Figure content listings
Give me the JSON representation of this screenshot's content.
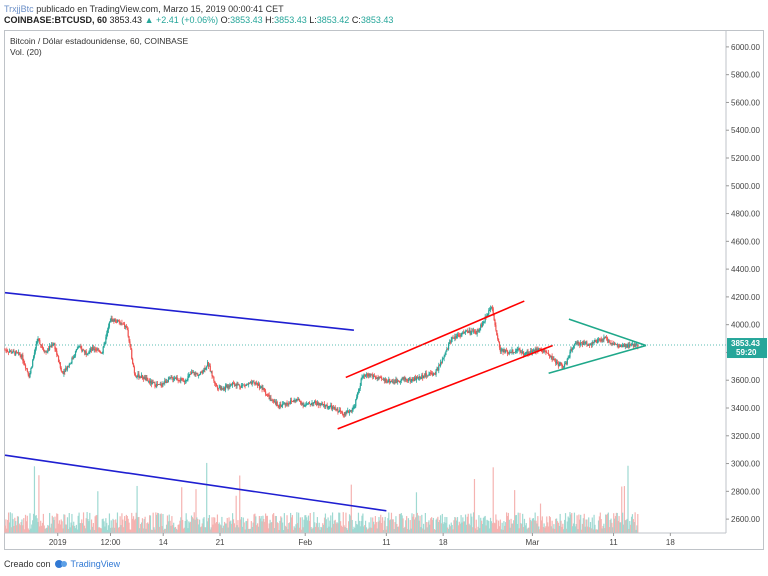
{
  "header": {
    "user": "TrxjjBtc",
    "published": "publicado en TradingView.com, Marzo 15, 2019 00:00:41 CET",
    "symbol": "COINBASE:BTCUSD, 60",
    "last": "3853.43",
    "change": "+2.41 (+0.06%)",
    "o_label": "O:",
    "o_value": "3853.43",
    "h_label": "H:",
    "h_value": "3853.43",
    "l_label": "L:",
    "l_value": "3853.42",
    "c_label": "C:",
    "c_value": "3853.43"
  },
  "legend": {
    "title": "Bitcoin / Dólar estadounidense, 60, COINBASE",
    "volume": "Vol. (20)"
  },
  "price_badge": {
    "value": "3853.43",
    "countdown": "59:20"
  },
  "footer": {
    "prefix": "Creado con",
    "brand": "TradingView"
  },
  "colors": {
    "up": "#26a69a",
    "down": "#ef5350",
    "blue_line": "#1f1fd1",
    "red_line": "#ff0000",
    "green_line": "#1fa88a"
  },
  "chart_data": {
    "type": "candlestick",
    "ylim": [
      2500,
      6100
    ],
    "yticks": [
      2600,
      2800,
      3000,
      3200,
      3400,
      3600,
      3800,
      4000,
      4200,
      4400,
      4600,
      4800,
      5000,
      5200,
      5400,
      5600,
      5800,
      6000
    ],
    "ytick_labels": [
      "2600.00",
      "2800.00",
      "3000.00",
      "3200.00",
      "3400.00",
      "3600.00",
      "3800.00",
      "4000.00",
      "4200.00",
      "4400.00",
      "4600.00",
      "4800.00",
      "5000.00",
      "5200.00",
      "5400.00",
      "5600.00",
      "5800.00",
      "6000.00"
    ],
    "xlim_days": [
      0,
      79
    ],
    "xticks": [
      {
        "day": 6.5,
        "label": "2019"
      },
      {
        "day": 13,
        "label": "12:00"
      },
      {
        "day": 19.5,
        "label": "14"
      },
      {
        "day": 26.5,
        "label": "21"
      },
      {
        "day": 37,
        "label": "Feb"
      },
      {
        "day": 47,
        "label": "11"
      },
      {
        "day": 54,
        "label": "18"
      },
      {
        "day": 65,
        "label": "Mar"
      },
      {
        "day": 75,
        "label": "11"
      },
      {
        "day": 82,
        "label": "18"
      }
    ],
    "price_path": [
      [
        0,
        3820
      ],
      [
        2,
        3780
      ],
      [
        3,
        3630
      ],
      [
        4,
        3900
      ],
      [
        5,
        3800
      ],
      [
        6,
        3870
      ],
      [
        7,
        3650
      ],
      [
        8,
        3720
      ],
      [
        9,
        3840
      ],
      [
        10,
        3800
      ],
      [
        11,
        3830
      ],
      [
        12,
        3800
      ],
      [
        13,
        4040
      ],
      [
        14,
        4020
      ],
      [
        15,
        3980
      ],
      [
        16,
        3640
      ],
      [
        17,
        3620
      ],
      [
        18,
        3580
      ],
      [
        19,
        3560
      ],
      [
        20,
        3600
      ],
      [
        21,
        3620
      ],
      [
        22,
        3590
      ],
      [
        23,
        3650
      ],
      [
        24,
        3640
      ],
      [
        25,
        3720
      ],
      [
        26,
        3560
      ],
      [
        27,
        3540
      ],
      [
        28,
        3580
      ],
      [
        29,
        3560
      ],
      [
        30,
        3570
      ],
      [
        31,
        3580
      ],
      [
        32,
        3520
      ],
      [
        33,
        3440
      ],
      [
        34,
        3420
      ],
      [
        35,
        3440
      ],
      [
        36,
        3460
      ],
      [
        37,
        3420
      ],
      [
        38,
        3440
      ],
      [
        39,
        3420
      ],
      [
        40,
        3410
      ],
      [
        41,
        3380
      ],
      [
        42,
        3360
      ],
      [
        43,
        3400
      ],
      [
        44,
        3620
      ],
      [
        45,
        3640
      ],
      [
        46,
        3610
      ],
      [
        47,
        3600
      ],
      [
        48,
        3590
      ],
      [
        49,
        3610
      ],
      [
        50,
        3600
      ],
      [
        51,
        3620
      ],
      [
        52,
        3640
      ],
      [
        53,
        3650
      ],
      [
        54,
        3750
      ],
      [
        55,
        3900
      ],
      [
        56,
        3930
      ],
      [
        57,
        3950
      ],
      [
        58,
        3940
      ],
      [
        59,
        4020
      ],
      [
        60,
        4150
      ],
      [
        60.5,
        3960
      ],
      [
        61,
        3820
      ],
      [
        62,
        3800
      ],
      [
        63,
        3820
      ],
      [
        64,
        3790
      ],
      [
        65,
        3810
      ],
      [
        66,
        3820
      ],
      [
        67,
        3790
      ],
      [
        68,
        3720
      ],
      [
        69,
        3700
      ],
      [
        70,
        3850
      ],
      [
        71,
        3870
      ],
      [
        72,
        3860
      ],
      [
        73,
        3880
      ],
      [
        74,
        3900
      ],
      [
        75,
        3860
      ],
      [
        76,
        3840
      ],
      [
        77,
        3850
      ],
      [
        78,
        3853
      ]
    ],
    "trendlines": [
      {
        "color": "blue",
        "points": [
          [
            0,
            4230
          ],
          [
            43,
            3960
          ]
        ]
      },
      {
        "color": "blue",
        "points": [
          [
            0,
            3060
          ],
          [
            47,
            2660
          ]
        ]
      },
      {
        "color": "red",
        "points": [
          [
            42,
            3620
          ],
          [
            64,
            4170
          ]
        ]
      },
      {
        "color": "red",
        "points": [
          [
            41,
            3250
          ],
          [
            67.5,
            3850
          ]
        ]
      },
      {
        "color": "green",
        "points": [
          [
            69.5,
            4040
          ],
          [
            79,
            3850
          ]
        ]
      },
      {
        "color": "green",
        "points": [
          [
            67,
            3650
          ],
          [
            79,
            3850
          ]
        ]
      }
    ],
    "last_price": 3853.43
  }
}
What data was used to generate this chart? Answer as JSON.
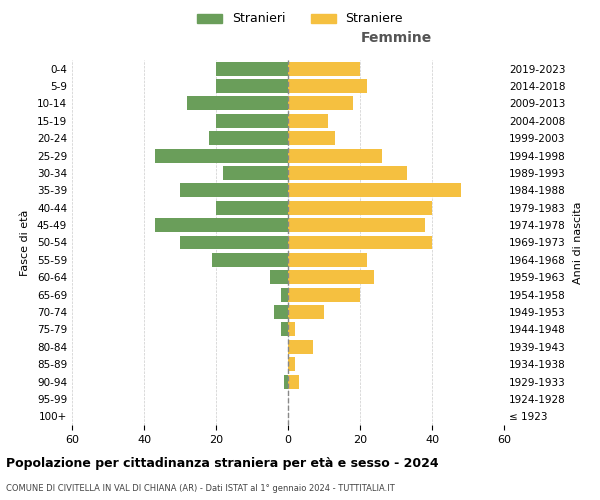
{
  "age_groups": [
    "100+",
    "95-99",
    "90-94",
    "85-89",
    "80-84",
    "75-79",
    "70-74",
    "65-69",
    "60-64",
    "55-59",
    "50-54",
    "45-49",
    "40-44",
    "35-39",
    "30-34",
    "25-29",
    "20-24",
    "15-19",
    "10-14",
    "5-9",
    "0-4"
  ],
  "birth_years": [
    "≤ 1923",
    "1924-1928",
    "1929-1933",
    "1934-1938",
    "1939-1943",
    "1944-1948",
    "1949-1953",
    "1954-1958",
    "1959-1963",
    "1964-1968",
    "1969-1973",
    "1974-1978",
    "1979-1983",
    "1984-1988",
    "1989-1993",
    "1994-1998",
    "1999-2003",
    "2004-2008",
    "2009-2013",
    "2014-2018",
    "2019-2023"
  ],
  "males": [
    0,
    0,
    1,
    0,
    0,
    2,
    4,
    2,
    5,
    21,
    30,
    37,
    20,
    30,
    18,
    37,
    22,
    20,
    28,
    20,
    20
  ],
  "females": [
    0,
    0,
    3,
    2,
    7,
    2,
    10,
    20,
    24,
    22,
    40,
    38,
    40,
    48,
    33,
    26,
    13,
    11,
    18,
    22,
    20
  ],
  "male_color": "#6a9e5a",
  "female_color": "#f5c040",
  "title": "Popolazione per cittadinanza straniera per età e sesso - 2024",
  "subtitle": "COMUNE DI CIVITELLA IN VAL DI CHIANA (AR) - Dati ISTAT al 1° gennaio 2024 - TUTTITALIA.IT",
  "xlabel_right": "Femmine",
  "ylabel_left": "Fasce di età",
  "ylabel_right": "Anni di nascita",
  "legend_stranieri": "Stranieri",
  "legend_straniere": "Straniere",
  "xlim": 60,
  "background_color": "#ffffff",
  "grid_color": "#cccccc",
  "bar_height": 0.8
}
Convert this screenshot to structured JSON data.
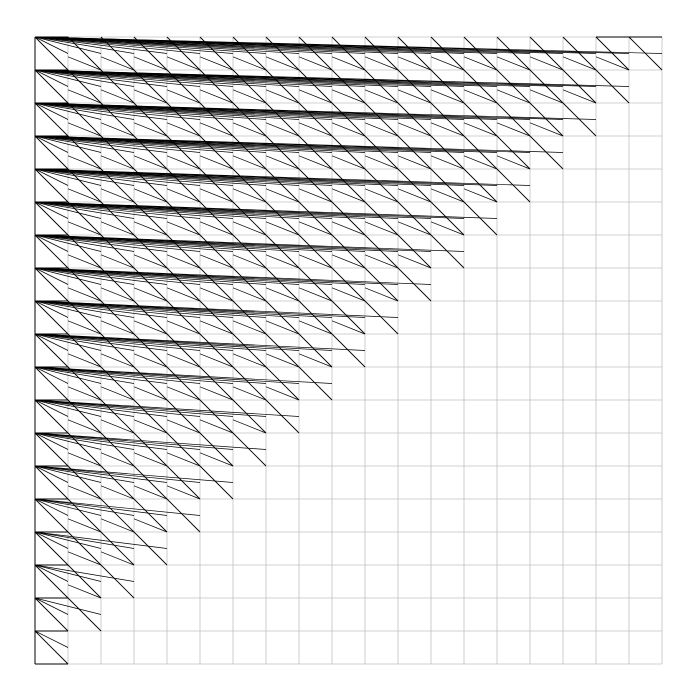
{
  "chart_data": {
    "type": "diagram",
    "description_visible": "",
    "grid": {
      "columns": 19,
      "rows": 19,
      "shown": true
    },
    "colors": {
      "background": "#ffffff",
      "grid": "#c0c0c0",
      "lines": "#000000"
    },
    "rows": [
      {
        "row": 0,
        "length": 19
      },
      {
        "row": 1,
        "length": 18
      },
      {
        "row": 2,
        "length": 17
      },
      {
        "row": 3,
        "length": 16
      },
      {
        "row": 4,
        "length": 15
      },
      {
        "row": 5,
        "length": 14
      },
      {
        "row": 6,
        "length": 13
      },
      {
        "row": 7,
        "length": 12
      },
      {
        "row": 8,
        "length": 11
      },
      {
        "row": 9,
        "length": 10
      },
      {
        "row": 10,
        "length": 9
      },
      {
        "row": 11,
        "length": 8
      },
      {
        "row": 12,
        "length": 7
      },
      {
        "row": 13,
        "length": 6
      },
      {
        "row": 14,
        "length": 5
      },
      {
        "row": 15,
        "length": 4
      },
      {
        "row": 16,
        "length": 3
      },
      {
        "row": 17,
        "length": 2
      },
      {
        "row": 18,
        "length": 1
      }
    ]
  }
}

Request
Which lines contain "screenshot"? Copy each of them out.

Worked solution
Give me the JSON representation of this screenshot's content.
Convert this screenshot to structured JSON data.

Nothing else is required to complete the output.